* Exercise brief *
The answer is one number: how many lines hold the string "property".

— start —

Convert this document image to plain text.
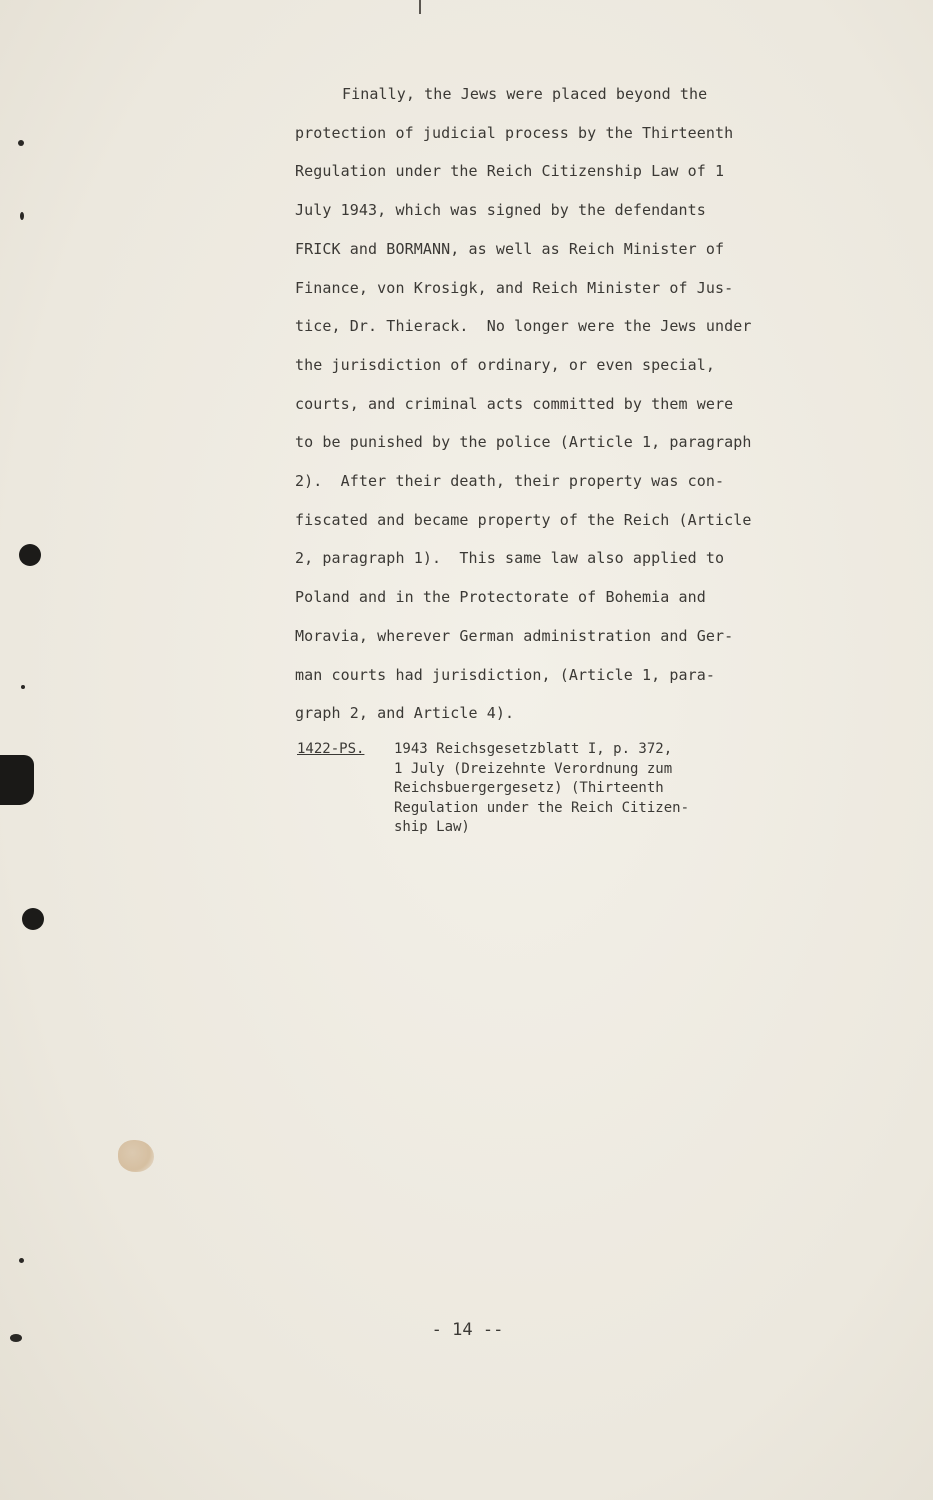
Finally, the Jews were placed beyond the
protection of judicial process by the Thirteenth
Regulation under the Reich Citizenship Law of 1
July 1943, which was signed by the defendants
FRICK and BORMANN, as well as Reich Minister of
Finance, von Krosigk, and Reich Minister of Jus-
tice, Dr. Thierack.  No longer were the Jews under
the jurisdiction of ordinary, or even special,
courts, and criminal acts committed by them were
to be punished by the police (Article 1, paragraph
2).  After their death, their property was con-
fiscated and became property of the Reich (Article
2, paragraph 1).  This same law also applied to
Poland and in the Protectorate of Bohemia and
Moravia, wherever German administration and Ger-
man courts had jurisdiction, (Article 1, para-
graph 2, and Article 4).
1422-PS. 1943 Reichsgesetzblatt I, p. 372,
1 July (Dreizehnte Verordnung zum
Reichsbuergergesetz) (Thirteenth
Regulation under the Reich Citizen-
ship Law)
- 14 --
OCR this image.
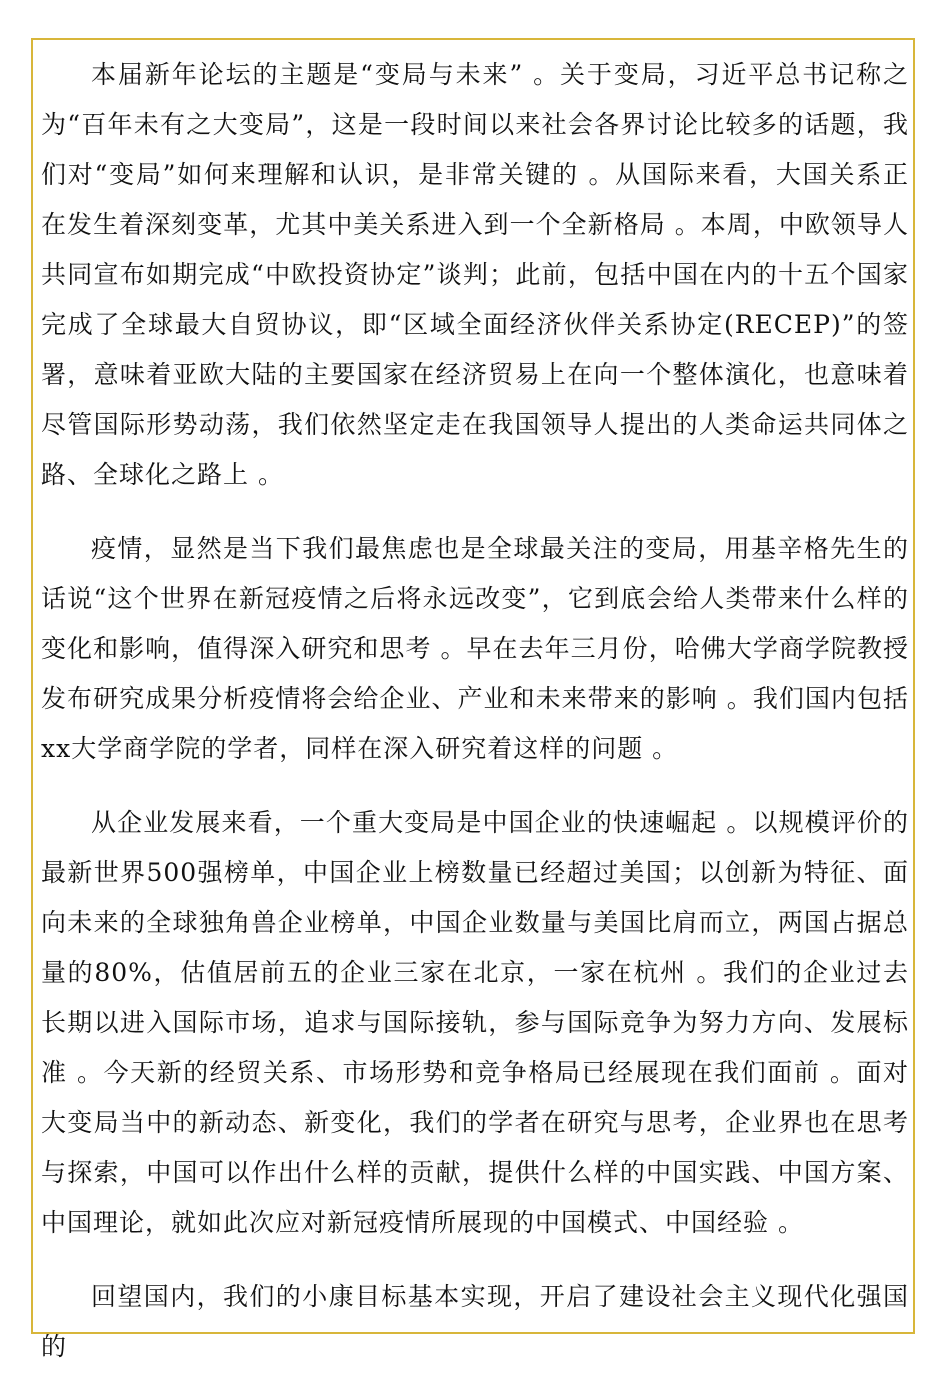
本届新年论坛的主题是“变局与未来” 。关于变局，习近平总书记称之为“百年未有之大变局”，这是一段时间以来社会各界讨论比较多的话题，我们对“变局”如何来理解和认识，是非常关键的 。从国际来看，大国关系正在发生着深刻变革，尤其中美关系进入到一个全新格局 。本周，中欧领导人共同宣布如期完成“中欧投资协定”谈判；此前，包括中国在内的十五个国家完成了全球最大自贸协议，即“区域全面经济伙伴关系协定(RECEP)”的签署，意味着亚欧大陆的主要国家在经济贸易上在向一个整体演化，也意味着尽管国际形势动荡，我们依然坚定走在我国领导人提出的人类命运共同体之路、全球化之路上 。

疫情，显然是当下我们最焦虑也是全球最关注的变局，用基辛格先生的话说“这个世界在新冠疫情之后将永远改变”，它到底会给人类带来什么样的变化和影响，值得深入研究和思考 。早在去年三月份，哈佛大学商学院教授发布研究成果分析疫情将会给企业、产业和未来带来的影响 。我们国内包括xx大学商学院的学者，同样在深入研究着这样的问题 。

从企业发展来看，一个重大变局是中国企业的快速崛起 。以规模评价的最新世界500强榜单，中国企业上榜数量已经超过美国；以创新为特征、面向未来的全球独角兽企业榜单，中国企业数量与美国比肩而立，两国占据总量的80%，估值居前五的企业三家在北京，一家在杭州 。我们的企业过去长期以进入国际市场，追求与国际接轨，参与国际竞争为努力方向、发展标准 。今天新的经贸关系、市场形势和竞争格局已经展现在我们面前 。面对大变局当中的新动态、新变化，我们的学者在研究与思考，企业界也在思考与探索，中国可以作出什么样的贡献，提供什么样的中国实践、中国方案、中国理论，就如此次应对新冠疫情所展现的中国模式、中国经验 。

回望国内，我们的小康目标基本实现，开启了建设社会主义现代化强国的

— end —

* The answer *
2